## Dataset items

"""

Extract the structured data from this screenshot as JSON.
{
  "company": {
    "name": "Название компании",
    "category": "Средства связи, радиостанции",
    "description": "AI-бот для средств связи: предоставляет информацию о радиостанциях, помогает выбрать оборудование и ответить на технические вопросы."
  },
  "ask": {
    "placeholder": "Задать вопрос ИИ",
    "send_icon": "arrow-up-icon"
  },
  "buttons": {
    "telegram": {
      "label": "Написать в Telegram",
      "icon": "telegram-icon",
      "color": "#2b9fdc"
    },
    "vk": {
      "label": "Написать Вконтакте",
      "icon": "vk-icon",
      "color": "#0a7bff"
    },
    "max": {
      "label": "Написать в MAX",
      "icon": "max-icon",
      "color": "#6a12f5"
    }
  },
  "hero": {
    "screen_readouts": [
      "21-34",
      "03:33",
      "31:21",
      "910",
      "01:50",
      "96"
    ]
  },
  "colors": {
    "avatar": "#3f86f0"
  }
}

"""

## PROBLEM TO SOLVE
Reproduce each line of the entries in which the word "icon" is found.

## WRITTEN RESPONSE
    "send_icon": "arrow-up-icon"
      "icon": "telegram-icon",
      "icon": "vk-icon",
      "icon": "max-icon",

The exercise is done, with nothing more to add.